* [Ketentuan Latihan]: Terjemahkan ke dalam bahasa Inggris kalimat "Bahasanya terdiri atas dua dialek, yaitu dialek Kayu Agung dan dialek Ogan." dari kutipan teks tentang suku-suku di bawah ini.

* [Kutipan Teks]:
· · · · · · ·
Hasil bercocok tanam suku ini berupa kopi, beras, kemiri, karet dan sayur-sayuran.

Mereka juga beternak kambing, kerbau, ayam, itik, bebek, dll. 

Mereka tidak mencari nafkah di sektor perikanan walaupun tinggal di tepi sungai. 

Orang Lintang adalah penganut Islam yang cukup kuat.

Hal ini terlihat dengan banyaknya masjid-masjid dan pesantren untuk melatih kaum mudanya.

6. Suku Kayu Agung

Suku Lematang tinggal di daerah Lematang antara Kabupaten Muara Enim dan Kabupaten Lahat. 

Mereka dikenal sebagai masyarakat yang terbuka dan ramah tamah.

Mereka memiliki mata pencaharian sebagai petani, pedagang, dan pengrajin gerabah. 

Suku Kayu Agung masih mempertahankan kepercayaan lama dan tradisi Islam.

Wilayah ini dialiri sungai Komering. 

Bahasanya terdiri atas dua dialek, yaitu dialek Kayu Agung dan dialek Ogan.

Bentuk pertanian kebanyakan bersawah tahunan karena daerahnya terdiri dari rawa-rawa. 

Jadi sawah hanya dikerjakan saat musim hujan.

Suku Kayu Agung percaya bahwa roh-roh nenek moyang dapat mengganggu manusia.

Oleh karena itu, sebelum mayat dikubur harus dimandikan dengan bunga-bunga supaya arwah roh yang mati lupa jalan ke rumahnya.

Mereka juga percaya akan dukun yang membantu dalam upacara pertanian, baik saat menanam maupun saat panen.
· · · · · · ·
* [Data yang Disediakan]:
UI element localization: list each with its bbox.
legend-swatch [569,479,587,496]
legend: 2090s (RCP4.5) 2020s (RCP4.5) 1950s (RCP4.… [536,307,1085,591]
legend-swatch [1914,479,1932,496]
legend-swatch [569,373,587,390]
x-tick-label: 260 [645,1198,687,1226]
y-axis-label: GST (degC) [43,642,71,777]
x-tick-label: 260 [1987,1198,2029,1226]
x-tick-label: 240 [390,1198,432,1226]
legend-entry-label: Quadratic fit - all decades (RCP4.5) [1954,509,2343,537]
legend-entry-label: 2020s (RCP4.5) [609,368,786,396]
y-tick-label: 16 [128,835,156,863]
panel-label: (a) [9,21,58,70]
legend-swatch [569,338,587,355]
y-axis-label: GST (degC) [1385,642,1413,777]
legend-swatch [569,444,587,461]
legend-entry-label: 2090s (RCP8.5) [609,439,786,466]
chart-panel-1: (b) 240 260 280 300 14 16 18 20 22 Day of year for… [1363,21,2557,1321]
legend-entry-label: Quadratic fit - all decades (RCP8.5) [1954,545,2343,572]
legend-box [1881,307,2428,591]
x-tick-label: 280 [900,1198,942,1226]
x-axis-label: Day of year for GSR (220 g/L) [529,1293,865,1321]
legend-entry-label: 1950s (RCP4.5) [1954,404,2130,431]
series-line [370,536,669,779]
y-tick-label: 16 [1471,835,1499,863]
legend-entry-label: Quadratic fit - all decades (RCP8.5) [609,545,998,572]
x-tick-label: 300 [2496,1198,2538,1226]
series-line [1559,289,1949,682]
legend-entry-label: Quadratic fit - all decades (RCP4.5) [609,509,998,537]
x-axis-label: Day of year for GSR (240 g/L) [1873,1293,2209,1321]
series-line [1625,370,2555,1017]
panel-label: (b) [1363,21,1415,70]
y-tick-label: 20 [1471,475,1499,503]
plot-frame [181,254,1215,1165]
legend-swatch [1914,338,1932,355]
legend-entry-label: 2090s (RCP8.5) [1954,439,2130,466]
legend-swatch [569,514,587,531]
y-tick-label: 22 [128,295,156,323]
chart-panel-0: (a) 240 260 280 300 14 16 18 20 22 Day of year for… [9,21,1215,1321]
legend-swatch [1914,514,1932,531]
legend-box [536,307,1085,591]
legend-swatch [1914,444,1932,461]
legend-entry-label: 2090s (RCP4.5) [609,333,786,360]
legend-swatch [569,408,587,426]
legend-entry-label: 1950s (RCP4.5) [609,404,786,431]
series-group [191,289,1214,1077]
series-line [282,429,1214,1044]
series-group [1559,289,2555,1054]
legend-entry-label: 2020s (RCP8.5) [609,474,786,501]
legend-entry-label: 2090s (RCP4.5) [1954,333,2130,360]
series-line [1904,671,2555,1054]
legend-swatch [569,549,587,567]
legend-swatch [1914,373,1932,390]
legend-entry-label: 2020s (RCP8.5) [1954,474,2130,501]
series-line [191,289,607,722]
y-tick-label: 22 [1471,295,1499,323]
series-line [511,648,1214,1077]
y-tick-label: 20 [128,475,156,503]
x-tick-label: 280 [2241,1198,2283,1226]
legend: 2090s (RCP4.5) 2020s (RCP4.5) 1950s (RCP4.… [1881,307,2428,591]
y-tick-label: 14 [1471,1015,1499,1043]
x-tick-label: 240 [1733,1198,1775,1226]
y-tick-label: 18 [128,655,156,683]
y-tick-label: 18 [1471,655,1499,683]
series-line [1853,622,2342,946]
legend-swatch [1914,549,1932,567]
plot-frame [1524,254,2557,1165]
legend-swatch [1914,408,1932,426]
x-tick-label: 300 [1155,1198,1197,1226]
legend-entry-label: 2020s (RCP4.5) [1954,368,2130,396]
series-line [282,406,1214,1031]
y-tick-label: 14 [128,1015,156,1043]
· · · · · · ·
* [Penyelesaian Latihan]: Its language consists of two dialects, namely the Kayu Agung dialect and the Ogan dialect.